(Collected data)
-- BEGIN --
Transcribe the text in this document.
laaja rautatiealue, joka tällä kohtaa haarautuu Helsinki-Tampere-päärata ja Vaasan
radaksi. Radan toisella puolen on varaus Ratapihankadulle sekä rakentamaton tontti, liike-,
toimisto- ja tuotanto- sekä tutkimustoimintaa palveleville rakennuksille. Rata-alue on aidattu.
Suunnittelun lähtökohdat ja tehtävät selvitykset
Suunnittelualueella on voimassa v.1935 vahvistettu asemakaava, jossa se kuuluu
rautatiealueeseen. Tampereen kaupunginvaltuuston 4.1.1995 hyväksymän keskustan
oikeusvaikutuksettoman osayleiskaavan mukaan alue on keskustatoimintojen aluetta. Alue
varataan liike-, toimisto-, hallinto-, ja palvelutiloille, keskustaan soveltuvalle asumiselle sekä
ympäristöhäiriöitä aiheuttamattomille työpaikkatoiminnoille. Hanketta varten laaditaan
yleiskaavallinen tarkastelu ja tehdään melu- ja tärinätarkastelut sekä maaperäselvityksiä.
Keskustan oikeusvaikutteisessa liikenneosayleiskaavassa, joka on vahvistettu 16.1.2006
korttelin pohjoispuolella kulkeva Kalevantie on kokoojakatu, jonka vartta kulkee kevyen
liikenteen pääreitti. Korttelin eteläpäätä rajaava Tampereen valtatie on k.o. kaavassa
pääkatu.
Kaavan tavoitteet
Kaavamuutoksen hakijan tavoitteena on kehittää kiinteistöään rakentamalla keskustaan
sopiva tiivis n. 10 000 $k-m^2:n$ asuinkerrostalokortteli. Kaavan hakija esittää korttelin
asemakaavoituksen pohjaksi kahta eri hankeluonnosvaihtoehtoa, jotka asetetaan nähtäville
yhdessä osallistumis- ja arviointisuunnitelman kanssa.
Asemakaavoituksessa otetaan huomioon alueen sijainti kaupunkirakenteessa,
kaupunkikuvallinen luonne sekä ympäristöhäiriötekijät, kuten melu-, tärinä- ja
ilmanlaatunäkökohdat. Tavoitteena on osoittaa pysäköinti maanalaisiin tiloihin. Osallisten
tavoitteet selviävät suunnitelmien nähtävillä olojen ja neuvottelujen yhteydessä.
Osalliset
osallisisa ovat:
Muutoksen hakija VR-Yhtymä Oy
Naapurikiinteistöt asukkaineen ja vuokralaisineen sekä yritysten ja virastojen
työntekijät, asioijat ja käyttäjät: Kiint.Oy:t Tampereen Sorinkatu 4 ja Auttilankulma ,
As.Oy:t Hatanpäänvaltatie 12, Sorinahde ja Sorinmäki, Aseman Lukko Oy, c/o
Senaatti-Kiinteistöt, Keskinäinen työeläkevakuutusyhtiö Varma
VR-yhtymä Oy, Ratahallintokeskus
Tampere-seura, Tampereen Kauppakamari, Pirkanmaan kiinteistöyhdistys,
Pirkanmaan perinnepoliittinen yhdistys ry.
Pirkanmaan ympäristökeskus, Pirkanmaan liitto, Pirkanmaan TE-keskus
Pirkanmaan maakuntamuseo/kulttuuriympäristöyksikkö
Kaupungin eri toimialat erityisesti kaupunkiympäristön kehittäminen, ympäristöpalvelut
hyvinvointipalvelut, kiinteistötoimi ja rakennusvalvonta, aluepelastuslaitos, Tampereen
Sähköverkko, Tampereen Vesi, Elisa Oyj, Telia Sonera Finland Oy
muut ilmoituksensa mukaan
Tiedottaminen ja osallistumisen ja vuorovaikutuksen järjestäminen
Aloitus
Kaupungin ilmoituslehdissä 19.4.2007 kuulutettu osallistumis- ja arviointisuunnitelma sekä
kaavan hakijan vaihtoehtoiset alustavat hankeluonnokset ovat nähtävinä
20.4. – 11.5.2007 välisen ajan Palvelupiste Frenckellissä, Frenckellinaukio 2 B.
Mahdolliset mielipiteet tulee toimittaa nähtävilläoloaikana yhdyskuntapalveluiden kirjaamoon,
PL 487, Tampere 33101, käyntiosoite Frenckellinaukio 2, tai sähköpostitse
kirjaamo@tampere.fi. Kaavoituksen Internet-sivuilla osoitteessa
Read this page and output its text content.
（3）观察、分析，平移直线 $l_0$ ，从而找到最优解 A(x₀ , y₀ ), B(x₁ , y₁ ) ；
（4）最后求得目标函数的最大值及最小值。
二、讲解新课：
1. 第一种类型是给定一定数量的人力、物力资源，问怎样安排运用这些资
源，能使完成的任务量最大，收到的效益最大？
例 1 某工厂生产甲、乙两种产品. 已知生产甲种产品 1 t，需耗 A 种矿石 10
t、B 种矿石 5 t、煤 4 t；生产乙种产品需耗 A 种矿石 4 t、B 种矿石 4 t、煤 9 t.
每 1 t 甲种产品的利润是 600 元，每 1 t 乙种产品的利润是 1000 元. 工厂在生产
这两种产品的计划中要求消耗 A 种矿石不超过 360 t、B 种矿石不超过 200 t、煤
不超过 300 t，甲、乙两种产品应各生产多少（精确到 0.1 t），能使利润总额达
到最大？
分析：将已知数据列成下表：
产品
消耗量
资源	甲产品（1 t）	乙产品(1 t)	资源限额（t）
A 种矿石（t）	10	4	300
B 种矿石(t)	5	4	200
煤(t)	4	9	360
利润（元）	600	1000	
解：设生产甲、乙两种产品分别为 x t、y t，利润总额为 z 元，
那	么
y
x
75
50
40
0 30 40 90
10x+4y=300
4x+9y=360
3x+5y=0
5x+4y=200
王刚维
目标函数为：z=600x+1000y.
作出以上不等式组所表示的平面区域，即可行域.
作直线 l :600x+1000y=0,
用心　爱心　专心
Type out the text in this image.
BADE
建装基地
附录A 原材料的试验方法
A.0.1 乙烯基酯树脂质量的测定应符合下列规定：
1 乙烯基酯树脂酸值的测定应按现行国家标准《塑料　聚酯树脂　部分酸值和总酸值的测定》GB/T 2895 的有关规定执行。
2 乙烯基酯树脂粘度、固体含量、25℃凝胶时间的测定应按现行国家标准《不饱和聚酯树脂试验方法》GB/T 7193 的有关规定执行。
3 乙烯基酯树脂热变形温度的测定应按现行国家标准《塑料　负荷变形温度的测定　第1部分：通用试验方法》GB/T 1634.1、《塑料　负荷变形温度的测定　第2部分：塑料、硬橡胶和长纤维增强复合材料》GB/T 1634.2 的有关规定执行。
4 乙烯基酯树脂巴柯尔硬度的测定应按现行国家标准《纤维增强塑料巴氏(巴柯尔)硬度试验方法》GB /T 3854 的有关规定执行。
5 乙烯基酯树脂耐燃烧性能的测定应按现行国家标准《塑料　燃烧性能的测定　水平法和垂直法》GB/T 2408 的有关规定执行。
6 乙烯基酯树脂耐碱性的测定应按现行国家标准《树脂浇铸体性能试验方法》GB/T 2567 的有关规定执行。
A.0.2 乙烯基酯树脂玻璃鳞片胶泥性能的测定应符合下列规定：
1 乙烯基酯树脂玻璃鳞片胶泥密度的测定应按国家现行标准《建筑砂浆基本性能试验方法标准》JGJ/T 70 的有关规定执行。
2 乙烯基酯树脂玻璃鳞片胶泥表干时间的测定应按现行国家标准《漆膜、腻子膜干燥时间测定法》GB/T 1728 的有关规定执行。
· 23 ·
-- END --
◆ WRITTEN EXERCISE ◆
Using the material above, print every entry exactly as written.

◆ RESPONSE BELOW ◆
Transcribe the text in this document.
laaja rautatiealue, joka tällä kohtaa haarautuu Helsinki-Tampere-päärata ja Vaasan
radaksi. Radan toisella puolen on varaus Ratapihankadulle sekä rakentamaton tontti, liike-,
toimisto- ja tuotanto- sekä tutkimustoimintaa palveleville rakennuksille. Rata-alue on aidattu.
Suunnittelun lähtökohdat ja tehtävät selvitykset
Suunnittelualueella on voimassa v.1935 vahvistettu asemakaava, jossa se kuuluu
rautatiealueeseen. Tampereen kaupunginvaltuuston 4.1.1995 hyväksymän keskustan
oikeusvaikutuksettoman osayleiskaavan mukaan alue on keskustatoimintojen aluetta. Alue
varataan liike-, toimisto-, hallinto-, ja palvelutiloille, keskustaan soveltuvalle asumiselle sekä
ympäristöhäiriöitä aiheuttamattomille työpaikkatoiminnoille. Hanketta varten laaditaan
yleiskaavallinen tarkastelu ja tehdään melu- ja tärinätarkastelut sekä maaperäselvityksiä.
Keskustan oikeusvaikutteisessa liikenneosayleiskaavassa, joka on vahvistettu 16.1.2006
korttelin pohjoispuolella kulkeva Kalevantie on kokoojakatu, jonka vartta kulkee kevyen
liikenteen pääreitti. Korttelin eteläpäätä rajaava Tampereen valtatie on k.o. kaavassa
pääkatu.
Kaavan tavoitteet
Kaavamuutoksen hakijan tavoitteena on kehittää kiinteistöään rakentamalla keskustaan
sopiva tiivis n. 10 000 $k-m^2:n$ asuinkerrostalokortteli. Kaavan hakija esittää korttelin
asemakaavoituksen pohjaksi kahta eri hankeluonnosvaihtoehtoa, jotka asetetaan nähtäville
yhdessä osallistumis- ja arviointisuunnitelman kanssa.
Asemakaavoituksessa otetaan huomioon alueen sijainti kaupunkirakenteessa,
kaupunkikuvallinen luonne sekä ympäristöhäiriötekijät, kuten melu-, tärinä- ja
ilmanlaatunäkökohdat. Tavoitteena on osoittaa pysäköinti maanalaisiin tiloihin. Osallisten
tavoitteet selviävät suunnitelmien nähtävillä olojen ja neuvottelujen yhteydessä.
Osalliset
osallisisa ovat:
Muutoksen hakija VR-Yhtymä Oy
Naapurikiinteistöt asukkaineen ja vuokralaisineen sekä yritysten ja virastojen
työntekijät, asioijat ja käyttäjät: Kiint.Oy:t Tampereen Sorinkatu 4 ja Auttilankulma ,
As.Oy:t Hatanpäänvaltatie 12, Sorinahde ja Sorinmäki, Aseman Lukko Oy, c/o
Senaatti-Kiinteistöt, Keskinäinen työeläkevakuutusyhtiö Varma
VR-yhtymä Oy, Ratahallintokeskus
Tampere-seura, Tampereen Kauppakamari, Pirkanmaan kiinteistöyhdistys,
Pirkanmaan perinnepoliittinen yhdistys ry.
Pirkanmaan ympäristökeskus, Pirkanmaan liitto, Pirkanmaan TE-keskus
Pirkanmaan maakuntamuseo/kulttuuriympäristöyksikkö
Kaupungin eri toimialat erityisesti kaupunkiympäristön kehittäminen, ympäristöpalvelut
hyvinvointipalvelut, kiinteistötoimi ja rakennusvalvonta, aluepelastuslaitos, Tampereen
Sähköverkko, Tampereen Vesi, Elisa Oyj, Telia Sonera Finland Oy
muut ilmoituksensa mukaan
Tiedottaminen ja osallistumisen ja vuorovaikutuksen järjestäminen
Aloitus
Kaupungin ilmoituslehdissä 19.4.2007 kuulutettu osallistumis- ja arviointisuunnitelma sekä
kaavan hakijan vaihtoehtoiset alustavat hankeluonnokset ovat nähtävinä
20.4. – 11.5.2007 välisen ajan Palvelupiste Frenckellissä, Frenckellinaukio 2 B.
Mahdolliset mielipiteet tulee toimittaa nähtävilläoloaikana yhdyskuntapalveluiden kirjaamoon,
PL 487, Tampere 33101, käyntiosoite Frenckellinaukio 2, tai sähköpostitse
kirjaamo@tampere.fi. Kaavoituksen Internet-sivuilla osoitteessa
Read this page and output its text content.
（3）观察、分析，平移直线 $l_0$ ，从而找到最优解 A(x₀ , y₀ ), B(x₁ , y₁ ) ；
（4）最后求得目标函数的最大值及最小值。
二、讲解新课：
1. 第一种类型是给定一定数量的人力、物力资源，问怎样安排运用这些资
源，能使完成的任务量最大，收到的效益最大？
例 1 某工厂生产甲、乙两种产品. 已知生产甲种产品 1 t，需耗 A 种矿石 10
t、B 种矿石 5 t、煤 4 t；生产乙种产品需耗 A 种矿石 4 t、B 种矿石 4 t、煤 9 t.
每 1 t 甲种产品的利润是 600 元，每 1 t 乙种产品的利润是 1000 元. 工厂在生产
这两种产品的计划中要求消耗 A 种矿石不超过 360 t、B 种矿石不超过 200 t、煤
不超过 300 t，甲、乙两种产品应各生产多少（精确到 0.1 t），能使利润总额达
到最大？
分析：将已知数据列成下表：
产品
消耗量
资源	甲产品（1 t）	乙产品(1 t)	资源限额（t）
A 种矿石（t）	10	4	300
B 种矿石(t)	5	4	200
煤(t)	4	9	360
利润（元）	600	1000	
解：设生产甲、乙两种产品分别为 x t、y t，利润总额为 z 元，
那	么
y
x
75
50
40
0 30 40 90
10x+4y=300
4x+9y=360
3x+5y=0
5x+4y=200
王刚维
目标函数为：z=600x+1000y.
作出以上不等式组所表示的平面区域，即可行域.
作直线 l :600x+1000y=0,
用心　爱心　专心
Type out the text in this image.
BADE
建装基地
附录A 原材料的试验方法
A.0.1 乙烯基酯树脂质量的测定应符合下列规定：
1 乙烯基酯树脂酸值的测定应按现行国家标准《塑料　聚酯树脂　部分酸值和总酸值的测定》GB/T 2895 的有关规定执行。
2 乙烯基酯树脂粘度、固体含量、25℃凝胶时间的测定应按现行国家标准《不饱和聚酯树脂试验方法》GB/T 7193 的有关规定执行。
3 乙烯基酯树脂热变形温度的测定应按现行国家标准《塑料　负荷变形温度的测定　第1部分：通用试验方法》GB/T 1634.1、《塑料　负荷变形温度的测定　第2部分：塑料、硬橡胶和长纤维增强复合材料》GB/T 1634.2 的有关规定执行。
4 乙烯基酯树脂巴柯尔硬度的测定应按现行国家标准《纤维增强塑料巴氏(巴柯尔)硬度试验方法》GB /T 3854 的有关规定执行。
5 乙烯基酯树脂耐燃烧性能的测定应按现行国家标准《塑料　燃烧性能的测定　水平法和垂直法》GB/T 2408 的有关规定执行。
6 乙烯基酯树脂耐碱性的测定应按现行国家标准《树脂浇铸体性能试验方法》GB/T 2567 的有关规定执行。
A.0.2 乙烯基酯树脂玻璃鳞片胶泥性能的测定应符合下列规定：
1 乙烯基酯树脂玻璃鳞片胶泥密度的测定应按国家现行标准《建筑砂浆基本性能试验方法标准》JGJ/T 70 的有关规定执行。
2 乙烯基酯树脂玻璃鳞片胶泥表干时间的测定应按现行国家标准《漆膜、腻子膜干燥时间测定法》GB/T 1728 的有关规定执行。
· 23 ·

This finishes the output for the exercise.